What the exercise asks: Gather all lines in the entries that include the word "Creative".
— BEGIN Supplied data —
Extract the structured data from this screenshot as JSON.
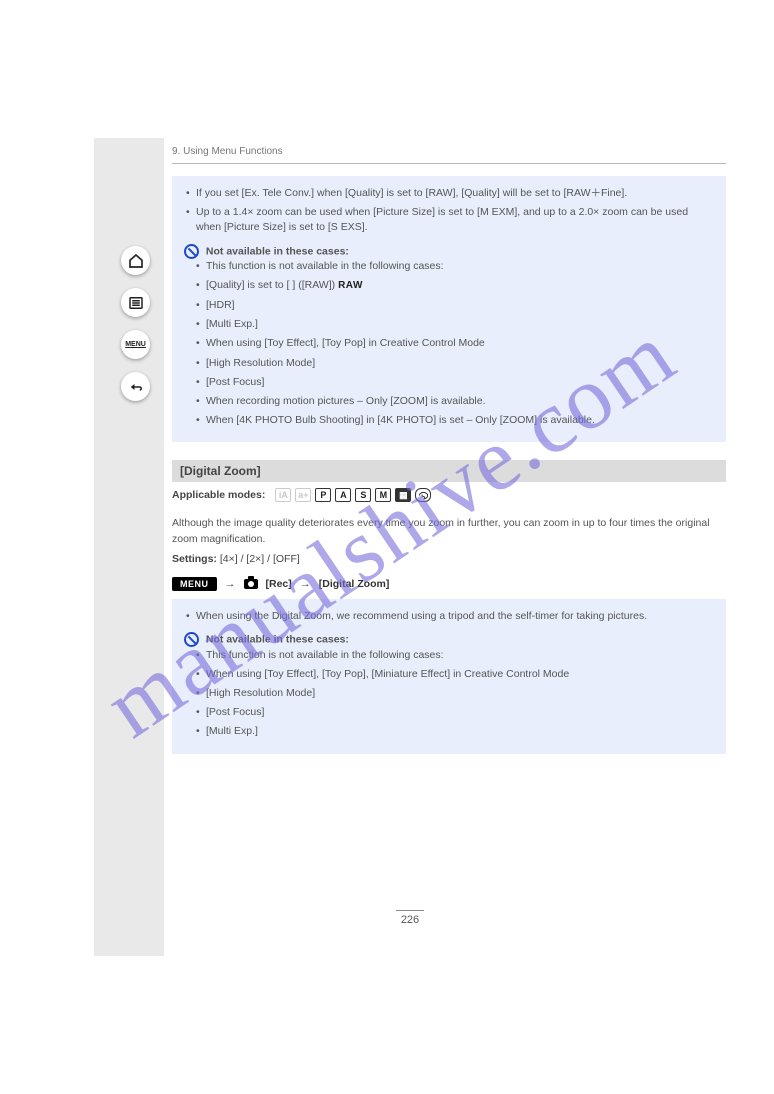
{
  "watermark": "manualshive.com",
  "header": "9. Using Menu Functions",
  "box1": {
    "b1": "If you set [Ex. Tele Conv.] when [Quality] is set to [RAW], [Quality] will be set to [RAW＋Fine].",
    "b2": "Up to a 1.4× zoom can be used when [Picture Size] is set to [M EXM], and up to a 2.0× zoom can be used when [Picture Size] is set to [S EXS].",
    "no_label": "Not available in these cases:",
    "n1": "This function is not available in the following cases:",
    "n2": "[Quality] is set to [   ] ([RAW])",
    "n3": "[HDR]",
    "n4": "[Multi Exp.]",
    "n5": "When using [Toy Effect], [Toy Pop] in Creative Control Mode",
    "n6": "[High Resolution Mode]",
    "n7": "[Post Focus]",
    "n8": "When recording motion pictures – Only [ZOOM] is available.",
    "n9": "When [4K PHOTO Bulb Shooting] in [4K PHOTO] is set – Only [ZOOM] is available."
  },
  "section": {
    "title": "[Digital Zoom]",
    "modes_label": "Applicable modes:",
    "desc": "Although the image quality deteriorates every time you zoom in further, you can zoom in up to four times the original zoom magnification.",
    "settings_label": "Settings:",
    "settings_value": "[4×] / [2×] / [OFF]"
  },
  "menu_path": {
    "menu": "MENU",
    "rec": "[Rec]",
    "item": "[Digital Zoom]"
  },
  "box2": {
    "b1": "When using the Digital Zoom, we recommend using a tripod and the self-timer for taking pictures.",
    "no_label": "Not available in these cases:",
    "n1": "This function is not available in the following cases:",
    "n2": "When using [Toy Effect], [Toy Pop], [Miniature Effect] in Creative Control Mode",
    "n3": "[High Resolution Mode]",
    "n4": "[Post Focus]",
    "n5": "[Multi Exp.]"
  },
  "page_number": "226"
}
— END Supplied data —
Solution below:
    "n5": "When using [Toy Effect], [Toy Pop] in Creative Control Mode",
    "n2": "When using [Toy Effect], [Toy Pop], [Miniature Effect] in Creative Control Mode",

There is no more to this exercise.